#### EXERCISE INPUTS
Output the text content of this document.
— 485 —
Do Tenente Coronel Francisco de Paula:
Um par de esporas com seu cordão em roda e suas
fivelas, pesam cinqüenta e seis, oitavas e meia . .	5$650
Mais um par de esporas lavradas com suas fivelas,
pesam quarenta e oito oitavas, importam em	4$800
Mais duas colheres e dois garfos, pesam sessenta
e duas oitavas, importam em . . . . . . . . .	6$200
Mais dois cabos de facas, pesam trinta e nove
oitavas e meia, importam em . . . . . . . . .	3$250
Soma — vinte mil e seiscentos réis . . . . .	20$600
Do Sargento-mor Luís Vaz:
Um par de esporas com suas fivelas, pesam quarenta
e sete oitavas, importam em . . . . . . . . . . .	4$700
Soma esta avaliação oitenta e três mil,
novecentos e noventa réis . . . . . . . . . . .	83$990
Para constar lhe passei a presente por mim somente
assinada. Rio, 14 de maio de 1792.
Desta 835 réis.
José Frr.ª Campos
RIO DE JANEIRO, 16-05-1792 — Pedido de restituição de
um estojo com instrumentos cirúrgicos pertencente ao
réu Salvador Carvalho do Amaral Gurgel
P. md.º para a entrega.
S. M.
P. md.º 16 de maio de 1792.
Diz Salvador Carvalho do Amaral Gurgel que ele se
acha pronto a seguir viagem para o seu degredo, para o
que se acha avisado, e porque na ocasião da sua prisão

#### WHAT THIS TASK INVOLVES
Recopy the whole listing exactly.

#### WRITTEN ANSWER
Output the text content of this document.
— 485 —
Do Tenente Coronel Francisco de Paula:
Um par de esporas com seu cordão em roda e suas
fivelas, pesam cinqüenta e seis, oitavas e meia . .	5$650
Mais um par de esporas lavradas com suas fivelas,
pesam quarenta e oito oitavas, importam em	4$800
Mais duas colheres e dois garfos, pesam sessenta
e duas oitavas, importam em . . . . . . . . .	6$200
Mais dois cabos de facas, pesam trinta e nove
oitavas e meia, importam em . . . . . . . . .	3$250
Soma — vinte mil e seiscentos réis . . . . .	20$600
Do Sargento-mor Luís Vaz:
Um par de esporas com suas fivelas, pesam quarenta
e sete oitavas, importam em . . . . . . . . . . .	4$700
Soma esta avaliação oitenta e três mil,
novecentos e noventa réis . . . . . . . . . . .	83$990
Para constar lhe passei a presente por mim somente
assinada. Rio, 14 de maio de 1792.
Desta 835 réis.
José Frr.ª Campos
RIO DE JANEIRO, 16-05-1792 — Pedido de restituição de
um estojo com instrumentos cirúrgicos pertencente ao
réu Salvador Carvalho do Amaral Gurgel
P. md.º para a entrega.
S. M.
P. md.º 16 de maio de 1792.
Diz Salvador Carvalho do Amaral Gurgel que ele se
acha pronto a seguir viagem para o seu degredo, para o
que se acha avisado, e porque na ocasião da sua prisão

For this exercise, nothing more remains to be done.